### EXERCISE REQUIREMENTS
Identify and reproduce every line holding the string "data".

• • • •

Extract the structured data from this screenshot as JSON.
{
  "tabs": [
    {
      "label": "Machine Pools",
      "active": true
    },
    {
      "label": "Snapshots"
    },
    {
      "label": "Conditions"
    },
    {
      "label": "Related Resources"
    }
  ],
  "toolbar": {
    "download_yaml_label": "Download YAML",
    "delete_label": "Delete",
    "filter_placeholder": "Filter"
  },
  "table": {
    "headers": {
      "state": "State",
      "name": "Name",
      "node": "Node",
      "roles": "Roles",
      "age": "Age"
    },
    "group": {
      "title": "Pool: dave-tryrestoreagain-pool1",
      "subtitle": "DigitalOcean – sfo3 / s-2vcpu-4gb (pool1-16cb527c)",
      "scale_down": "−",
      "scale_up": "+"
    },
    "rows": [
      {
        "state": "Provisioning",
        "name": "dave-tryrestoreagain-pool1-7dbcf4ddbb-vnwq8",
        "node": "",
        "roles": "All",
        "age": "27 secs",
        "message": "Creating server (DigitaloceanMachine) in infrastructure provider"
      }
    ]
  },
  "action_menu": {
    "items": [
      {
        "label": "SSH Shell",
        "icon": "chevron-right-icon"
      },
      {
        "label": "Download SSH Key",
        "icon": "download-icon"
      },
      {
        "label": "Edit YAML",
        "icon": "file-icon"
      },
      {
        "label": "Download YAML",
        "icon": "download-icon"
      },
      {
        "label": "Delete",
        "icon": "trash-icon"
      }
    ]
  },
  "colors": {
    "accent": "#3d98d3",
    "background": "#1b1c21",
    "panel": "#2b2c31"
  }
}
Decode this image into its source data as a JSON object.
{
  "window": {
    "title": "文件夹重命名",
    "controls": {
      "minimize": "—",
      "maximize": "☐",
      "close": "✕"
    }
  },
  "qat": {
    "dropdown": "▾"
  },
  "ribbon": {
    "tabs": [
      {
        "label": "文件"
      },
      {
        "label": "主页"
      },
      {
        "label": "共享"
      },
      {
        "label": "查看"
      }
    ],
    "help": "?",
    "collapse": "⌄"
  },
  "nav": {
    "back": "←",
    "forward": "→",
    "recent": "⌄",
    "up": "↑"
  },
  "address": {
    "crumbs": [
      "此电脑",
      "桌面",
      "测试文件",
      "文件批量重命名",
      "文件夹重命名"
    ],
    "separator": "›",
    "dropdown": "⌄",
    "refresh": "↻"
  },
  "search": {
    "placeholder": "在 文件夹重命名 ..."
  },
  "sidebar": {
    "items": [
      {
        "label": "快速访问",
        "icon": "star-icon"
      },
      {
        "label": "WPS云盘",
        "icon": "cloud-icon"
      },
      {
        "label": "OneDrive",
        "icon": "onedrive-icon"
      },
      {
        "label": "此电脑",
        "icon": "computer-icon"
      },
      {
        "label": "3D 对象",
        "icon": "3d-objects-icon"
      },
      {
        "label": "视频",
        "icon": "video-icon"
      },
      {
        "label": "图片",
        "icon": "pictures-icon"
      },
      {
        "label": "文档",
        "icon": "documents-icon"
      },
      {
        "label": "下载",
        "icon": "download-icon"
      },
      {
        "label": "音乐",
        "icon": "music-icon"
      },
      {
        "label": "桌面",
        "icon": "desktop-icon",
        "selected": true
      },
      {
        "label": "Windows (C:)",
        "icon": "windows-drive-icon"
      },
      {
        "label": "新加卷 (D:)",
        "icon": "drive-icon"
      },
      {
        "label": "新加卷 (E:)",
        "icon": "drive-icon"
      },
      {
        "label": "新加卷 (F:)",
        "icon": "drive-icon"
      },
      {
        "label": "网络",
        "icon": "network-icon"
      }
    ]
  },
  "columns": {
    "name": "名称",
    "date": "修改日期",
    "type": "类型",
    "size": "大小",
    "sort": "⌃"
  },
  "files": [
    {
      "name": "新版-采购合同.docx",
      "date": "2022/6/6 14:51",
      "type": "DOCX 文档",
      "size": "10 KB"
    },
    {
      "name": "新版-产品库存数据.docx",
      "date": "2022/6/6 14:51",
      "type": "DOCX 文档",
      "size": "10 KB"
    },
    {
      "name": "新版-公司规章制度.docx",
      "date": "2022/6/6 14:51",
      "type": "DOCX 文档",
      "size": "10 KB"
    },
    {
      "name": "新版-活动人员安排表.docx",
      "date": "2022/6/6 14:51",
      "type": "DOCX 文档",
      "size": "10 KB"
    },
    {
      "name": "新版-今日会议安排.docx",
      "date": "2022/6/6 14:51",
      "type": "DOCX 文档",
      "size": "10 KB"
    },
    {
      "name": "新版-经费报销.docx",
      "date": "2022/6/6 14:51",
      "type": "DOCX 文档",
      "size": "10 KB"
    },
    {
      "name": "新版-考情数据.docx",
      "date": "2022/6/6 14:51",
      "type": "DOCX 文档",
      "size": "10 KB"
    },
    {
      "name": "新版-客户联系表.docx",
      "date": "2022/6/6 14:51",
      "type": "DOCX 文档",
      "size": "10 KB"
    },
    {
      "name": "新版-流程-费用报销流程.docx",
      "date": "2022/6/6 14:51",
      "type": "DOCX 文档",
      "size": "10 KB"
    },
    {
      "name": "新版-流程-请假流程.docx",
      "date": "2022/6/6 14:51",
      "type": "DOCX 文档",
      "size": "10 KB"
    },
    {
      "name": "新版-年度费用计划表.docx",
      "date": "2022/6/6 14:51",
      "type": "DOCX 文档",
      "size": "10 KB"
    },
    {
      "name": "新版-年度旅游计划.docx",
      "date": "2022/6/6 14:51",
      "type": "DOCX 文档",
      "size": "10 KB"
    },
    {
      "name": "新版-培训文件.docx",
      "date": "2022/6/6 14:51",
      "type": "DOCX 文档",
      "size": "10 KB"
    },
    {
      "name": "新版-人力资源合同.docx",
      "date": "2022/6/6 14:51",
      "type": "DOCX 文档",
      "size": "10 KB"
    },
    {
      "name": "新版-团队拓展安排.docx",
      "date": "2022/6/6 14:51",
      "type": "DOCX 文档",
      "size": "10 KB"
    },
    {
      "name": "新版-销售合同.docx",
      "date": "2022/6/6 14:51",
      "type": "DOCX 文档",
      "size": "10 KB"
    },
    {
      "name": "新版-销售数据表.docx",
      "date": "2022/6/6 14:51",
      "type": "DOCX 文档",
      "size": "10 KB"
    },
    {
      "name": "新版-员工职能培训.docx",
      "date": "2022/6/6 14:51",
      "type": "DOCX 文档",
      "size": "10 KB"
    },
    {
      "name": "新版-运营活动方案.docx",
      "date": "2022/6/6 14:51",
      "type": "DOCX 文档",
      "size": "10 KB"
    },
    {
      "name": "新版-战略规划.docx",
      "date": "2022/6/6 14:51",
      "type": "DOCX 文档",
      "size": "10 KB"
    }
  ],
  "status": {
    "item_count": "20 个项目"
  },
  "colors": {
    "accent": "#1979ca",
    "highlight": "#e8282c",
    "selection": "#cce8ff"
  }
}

• • • •

### THE OUTPUT
Extract the structured data from this screenshot as JSON.
Decode this image into its source data as a JSON object.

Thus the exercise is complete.